Religiously-Motivated Killings in Europe and Asia
Religious figures constitue the fifth group targeted in assassinations on behalf of the Islamic Republic. They include Sunni Muslim leaders traveling abroad, Christians and Christian converts, and members of the Baha'i faith. Among them Maulvi Abdul Nasser Jamshid-Zehi, a member of Iran's Supreme Sunni Assembly, who was killed in 1993 in front of his residence in Karachi, Pakistan.
Nasser Zarafshan, a lawyer for the families of the victims of the so-called "chain murders" in Iran from 1988 to 1998, who himself was eventually imprisoned, said: "The defendants said that the kidnapping and removal of these people was their organizational duty. ‘Why are you making a fuss about these people?’, they asked.”
The person long thought to have masterminded the chain murders was Saeed Emami, a former deputy minister of intelligence. At his funeral, Ruhollah Hosseinian, a deputy intelligence minister nder President Rafsanjani, stated: ”He believed that opponents of the Islamic Republic should be annihilated and he had good experience in this area."

######

WHAT IS ASKED:
Restate the passage on religiously-motivated killings from "Religiously-Motivated Killings in" to "in Karachi, Pakistan.", substituting "home" for "residence". The items that follow have no connection to the passage on religiously-motivated killings.

######

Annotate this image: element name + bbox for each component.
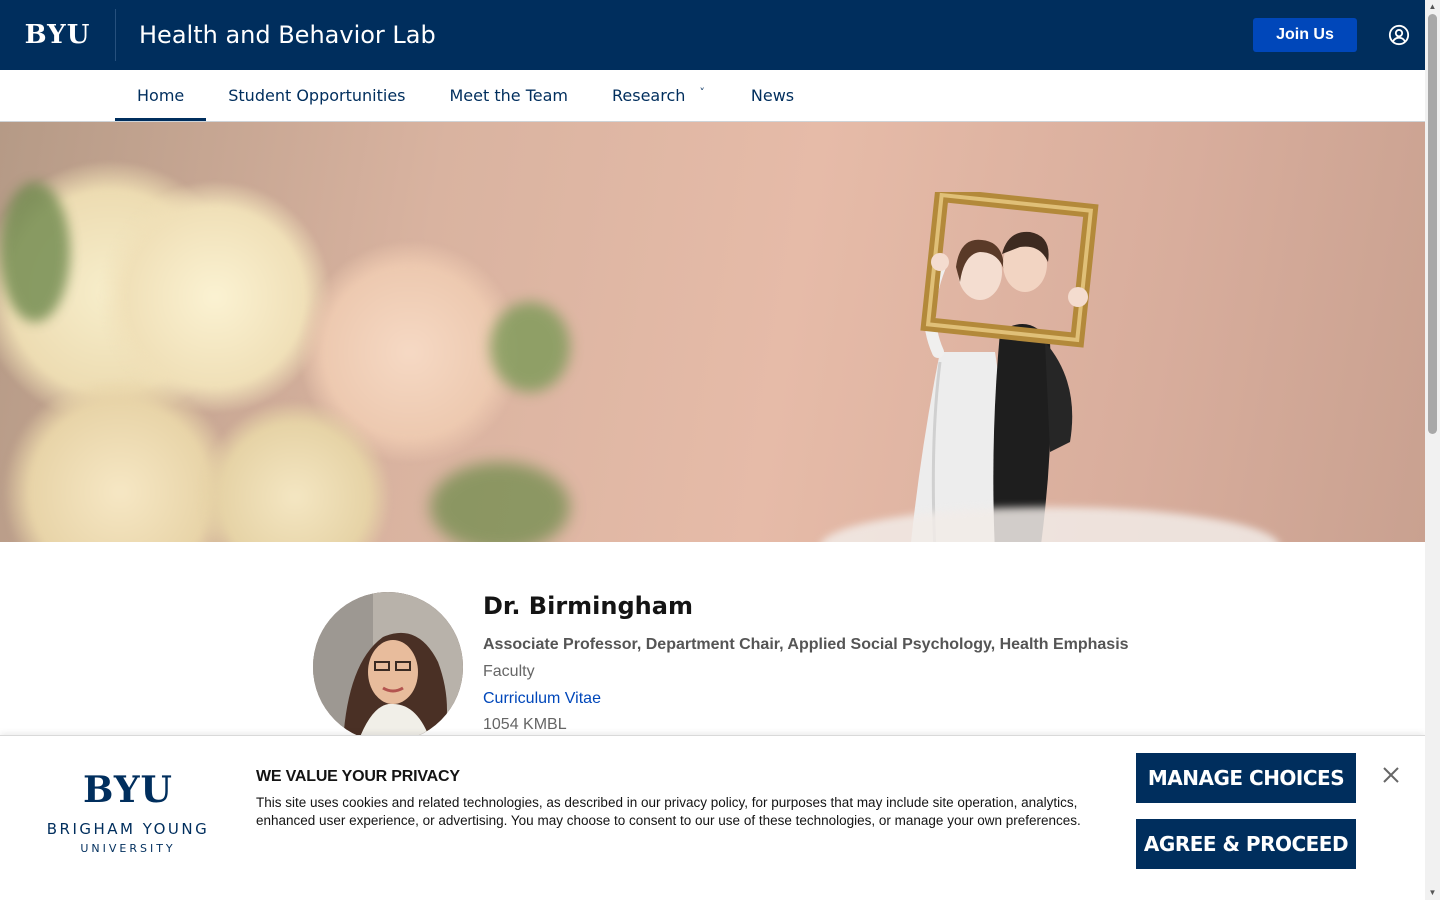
nav-item-label: Home — [137, 86, 185, 105]
byu-university-logo: BYU BRIGHAM YOUNG UNIVERSITY — [46, 770, 210, 855]
scroll-thumb[interactable] — [1428, 14, 1437, 434]
nav-item-label: News — [750, 86, 795, 105]
scrollbar[interactable]: ▲ ▼ — [1425, 0, 1440, 900]
profile-office: 1054 KMBL — [483, 716, 567, 733]
site-title[interactable]: Health and Behavior Lab — [139, 21, 436, 49]
nav-item-label: Meet the Team — [449, 86, 568, 105]
nav-item-home[interactable]: Home — [115, 70, 207, 121]
scroll-up-icon[interactable]: ▲ — [1428, 2, 1437, 12]
cookie-banner: BYU BRIGHAM YOUNG UNIVERSITY WE VALUE YO… — [0, 735, 1425, 900]
curriculum-vitae-link[interactable]: Curriculum Vitae — [483, 690, 601, 708]
close-icon[interactable] — [1380, 764, 1402, 786]
cake-topper-figures — [911, 192, 1099, 542]
byu-logo[interactable]: BYU — [0, 9, 116, 61]
leaf-shape — [490, 302, 570, 392]
nav-item-news[interactable]: News — [729, 70, 816, 121]
cookie-heading: WE VALUE YOUR PRIVACY — [256, 768, 460, 785]
nav-item-meet-the-team[interactable]: Meet the Team — [428, 70, 590, 121]
leaf-shape — [0, 182, 70, 322]
logo-mark: BYU — [83, 769, 173, 811]
chevron-down-icon[interactable]: ˅ — [699, 86, 705, 99]
hero-image — [0, 122, 1425, 542]
nav-item-research[interactable]: Research ˅ — [590, 70, 721, 121]
cookie-text: This site uses cookies and related techn… — [256, 795, 1081, 828]
nav-item-student-opportunities[interactable]: Student Opportunities — [206, 70, 427, 121]
logo-line-1: BRIGHAM YOUNG — [46, 820, 210, 838]
profile-title: Associate Professor, Department Chair, A… — [483, 636, 1129, 653]
manage-choices-button[interactable]: MANAGE CHOICES — [1136, 753, 1356, 803]
main-nav: Home Student Opportunities Meet the Team… — [0, 70, 1425, 122]
logo-line-2: UNIVERSITY — [80, 842, 176, 855]
scroll-down-icon[interactable]: ▼ — [1428, 888, 1437, 898]
site-header: BYU Health and Behavior Lab Join Us — [0, 0, 1425, 70]
join-us-button[interactable]: Join Us — [1253, 18, 1357, 52]
profile-avatar — [313, 592, 463, 742]
user-circle-icon[interactable] — [1387, 23, 1411, 47]
profile-photo — [313, 592, 463, 742]
rose-shape — [100, 182, 330, 412]
nav-item-label: Research — [611, 86, 686, 105]
profile-role: Faculty — [483, 663, 535, 680]
leaf-shape — [430, 462, 570, 542]
nav-item-label: Student Opportunities — [228, 86, 406, 105]
profile-name: Dr. Birmingham — [483, 592, 693, 620]
agree-proceed-button[interactable]: AGREE & PROCEED — [1136, 819, 1356, 869]
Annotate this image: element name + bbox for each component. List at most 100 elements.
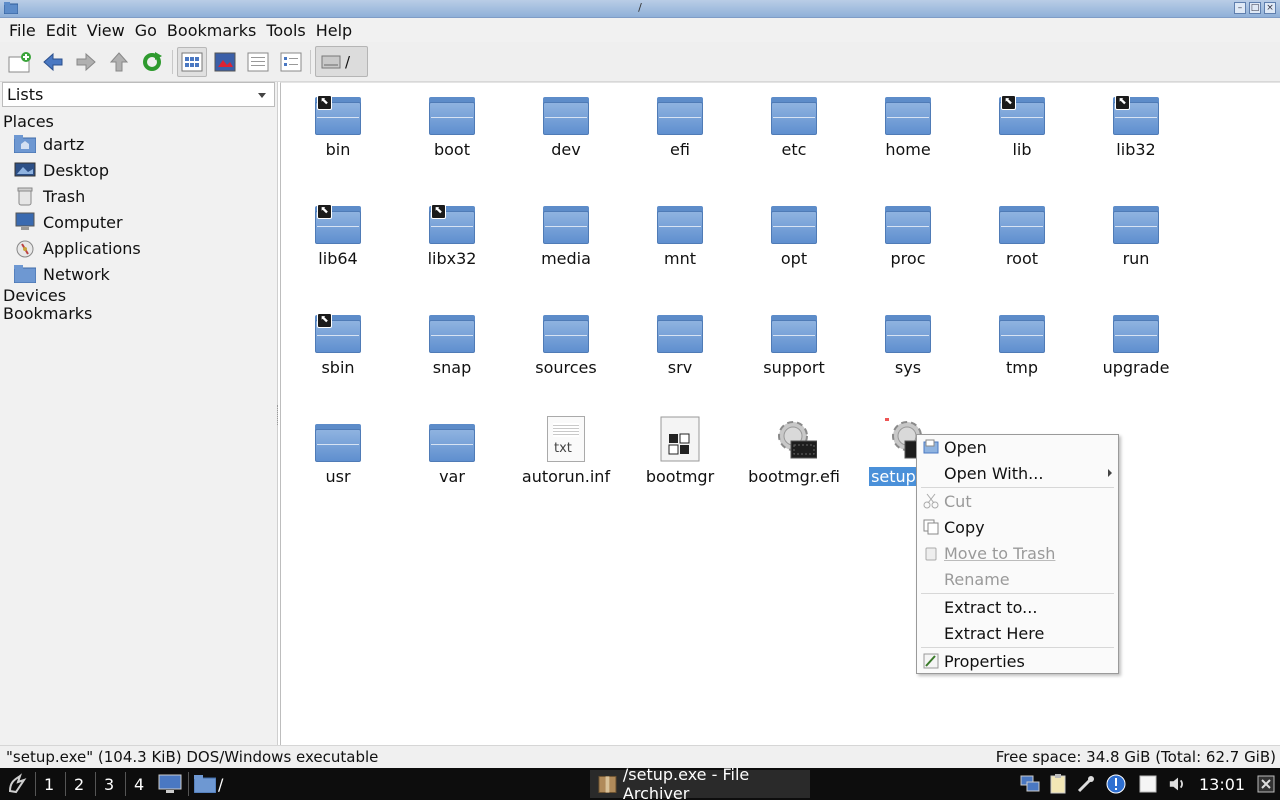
- back-button[interactable]: [38, 47, 68, 77]
- file-name: var: [439, 467, 465, 486]
- up-button[interactable]: [104, 47, 134, 77]
- file-item[interactable]: support: [739, 305, 849, 405]
- sidebar-item-dartz[interactable]: dartz: [14, 132, 84, 156]
- file-item[interactable]: boot: [397, 87, 507, 187]
- file-item[interactable]: etc: [739, 87, 849, 187]
- menu-item-copy[interactable]: Copy: [917, 515, 1118, 539]
- clock[interactable]: 13:01: [1199, 768, 1245, 800]
- side-pane-mode-select[interactable]: Lists: [2, 82, 275, 107]
- places-heading[interactable]: Places: [3, 112, 54, 131]
- file-item[interactable]: srv: [625, 305, 735, 405]
- updates-notification-icon[interactable]: [1106, 774, 1126, 794]
- task-file-archiver[interactable]: /setup.exe - File Archiver: [590, 765, 810, 800]
- forward-button[interactable]: [71, 47, 101, 77]
- start-menu-button[interactable]: [6, 768, 28, 800]
- close-button[interactable]: ×: [1264, 2, 1276, 14]
- menu-item-open[interactable]: Open: [917, 435, 1118, 459]
- notes-icon[interactable]: [1138, 774, 1158, 794]
- path-button-root[interactable]: /: [315, 46, 368, 77]
- desktop-switch-2[interactable]: 2: [74, 768, 84, 800]
- thumbnail-view-button[interactable]: [210, 47, 240, 77]
- sidebar-item-desktop[interactable]: Desktop: [14, 158, 109, 182]
- menu-help[interactable]: Help: [316, 21, 352, 40]
- sidebar-item-trash[interactable]: Trash: [14, 184, 85, 208]
- file-item[interactable]: ⬉ lib: [967, 87, 1077, 187]
- file-item[interactable]: var: [397, 414, 507, 514]
- menu-bookmarks[interactable]: Bookmarks: [167, 21, 256, 40]
- file-item[interactable]: run: [1081, 196, 1191, 296]
- desktop-switch-4[interactable]: 4: [134, 768, 144, 800]
- executable-gear-icon: [778, 421, 817, 459]
- file-item[interactable]: home: [853, 87, 963, 187]
- sidebar-item-applications[interactable]: Applications: [14, 236, 141, 260]
- sidebar-item-computer[interactable]: Computer: [14, 210, 123, 234]
- file-item[interactable]: ⬉ sbin: [283, 305, 393, 405]
- show-desktop-button[interactable]: [158, 768, 182, 800]
- file-item[interactable]: opt: [739, 196, 849, 296]
- menu-edit[interactable]: Edit: [46, 21, 77, 40]
- desktop-switch-3[interactable]: 3: [104, 768, 114, 800]
- file-view[interactable]: ⬉ bin boot dev efi etc home ⬉ lib ⬉ lib3…: [280, 82, 1280, 745]
- menu-item-extract-to[interactable]: Extract to...: [917, 595, 1118, 619]
- drive-icon: [321, 55, 341, 68]
- menu-item-move-to-trash[interactable]: Move to Trash: [917, 541, 1118, 565]
- file-item[interactable]: ⬉ libx32: [397, 196, 507, 296]
- file-item[interactable]: efi: [625, 87, 735, 187]
- folder-icon: [885, 97, 931, 135]
- file-name: tmp: [1005, 358, 1038, 377]
- file-item[interactable]: usr: [283, 414, 393, 514]
- compact-view-icon: [247, 52, 269, 72]
- file-item[interactable]: ⬉ lib64: [283, 196, 393, 296]
- menu-item-properties[interactable]: Properties: [917, 649, 1118, 673]
- menu-item-rename[interactable]: Rename: [917, 567, 1118, 591]
- file-name: proc: [890, 249, 926, 268]
- file-item[interactable]: root: [967, 196, 1077, 296]
- maximize-button[interactable]: □: [1249, 2, 1261, 14]
- bluetooth-tools-icon[interactable]: [1076, 774, 1096, 794]
- file-item[interactable]: sys: [853, 305, 963, 405]
- file-item[interactable]: ⬉ bin: [283, 87, 393, 187]
- new-tab-icon: [8, 52, 31, 73]
- trash-icon: [925, 547, 937, 561]
- file-item[interactable]: proc: [853, 196, 963, 296]
- file-name: sys: [894, 358, 922, 377]
- file-item[interactable]: upgrade: [1081, 305, 1191, 405]
- folder-icon: [999, 206, 1045, 244]
- network-status-icon[interactable]: [1020, 774, 1040, 794]
- detailed-view-button[interactable]: [276, 47, 306, 77]
- file-item[interactable]: dev: [511, 87, 621, 187]
- volume-icon[interactable]: [1168, 774, 1188, 794]
- logout-icon[interactable]: [1256, 774, 1276, 794]
- sidebar-item-network[interactable]: Network: [14, 262, 110, 286]
- desktop-switch-1[interactable]: 1: [44, 768, 54, 800]
- file-manager-launcher[interactable]: /: [194, 768, 223, 800]
- menu-file[interactable]: File: [9, 21, 36, 40]
- menu-tools[interactable]: Tools: [266, 21, 305, 40]
- menu-item-cut[interactable]: Cut: [917, 489, 1118, 513]
- file-item[interactable]: media: [511, 196, 621, 296]
- window-titlebar[interactable]: / – □ ×: [0, 0, 1280, 18]
- taskbar: 1 2 3 4 / /setup.exe - File Archiver 13:…: [0, 765, 1280, 800]
- menu-view[interactable]: View: [87, 21, 125, 40]
- file-name: bin: [325, 140, 351, 159]
- file-item[interactable]: bootmgr: [625, 414, 735, 514]
- file-item[interactable]: snap: [397, 305, 507, 405]
- file-item[interactable]: ⬉ lib32: [1081, 87, 1191, 187]
- clipboard-icon[interactable]: [1048, 774, 1068, 794]
- menu-go[interactable]: Go: [135, 21, 157, 40]
- file-item[interactable]: tmp: [967, 305, 1077, 405]
- minimize-button[interactable]: –: [1234, 2, 1246, 14]
- devices-heading[interactable]: Devices: [3, 286, 66, 305]
- reload-button[interactable]: [137, 47, 167, 77]
- bookmarks-heading[interactable]: Bookmarks: [3, 304, 92, 323]
- icon-view-button[interactable]: [177, 47, 207, 77]
- file-item[interactable]: txt autorun.inf: [511, 414, 621, 514]
- menu-item-extract-here[interactable]: Extract Here: [917, 621, 1118, 645]
- file-item[interactable]: bootmgr.efi: [739, 414, 849, 514]
- side-pane-mode-value: Lists: [7, 85, 44, 104]
- new-tab-button[interactable]: [5, 47, 35, 77]
- file-item[interactable]: mnt: [625, 196, 735, 296]
- file-item[interactable]: sources: [511, 305, 621, 405]
- compact-view-button[interactable]: [243, 47, 273, 77]
- menu-item-open-with[interactable]: Open With...: [917, 461, 1118, 485]
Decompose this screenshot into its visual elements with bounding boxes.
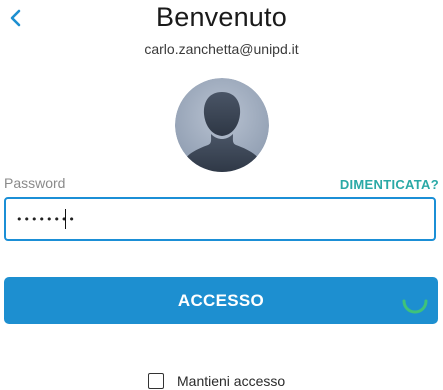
remember-me-option[interactable]: Mantieni accesso xyxy=(148,372,285,390)
text-caret xyxy=(65,209,66,229)
password-label: Password xyxy=(4,175,66,191)
avatar xyxy=(175,78,269,172)
password-field[interactable] xyxy=(4,197,436,241)
password-input[interactable] xyxy=(6,199,416,239)
login-button[interactable]: ACCESSO xyxy=(4,277,438,324)
forgot-password-link[interactable]: DIMENTICATA? xyxy=(340,177,439,192)
remember-me-checkbox[interactable] xyxy=(148,373,164,389)
spinner-icon xyxy=(402,299,428,314)
page-title: Benvenuto xyxy=(156,2,287,32)
login-screen: Benvenuto carlo.zanchetta@unipd.it Passw… xyxy=(0,0,443,390)
user-silhouette-icon xyxy=(175,78,269,172)
remember-me-label: Mantieni accesso xyxy=(177,373,286,389)
account-email: carlo.zanchetta@unipd.it xyxy=(144,41,299,57)
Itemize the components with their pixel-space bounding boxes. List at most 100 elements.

######

THE RESULT:
Religiously-Motivated Killings in Europe and Asia
Religious figures constitue the fifth group targeted in assassinations on behalf of the Islamic Republic. They include Sunni Muslim leaders traveling abroad, Christians and Christian converts, and members of the Baha'i faith. Among them Maulvi Abdul Nasser Jamshid-Zehi, a member of Iran's Supreme Sunni Assembly, who was killed in 1993 in front of his home in Karachi, Pakistan.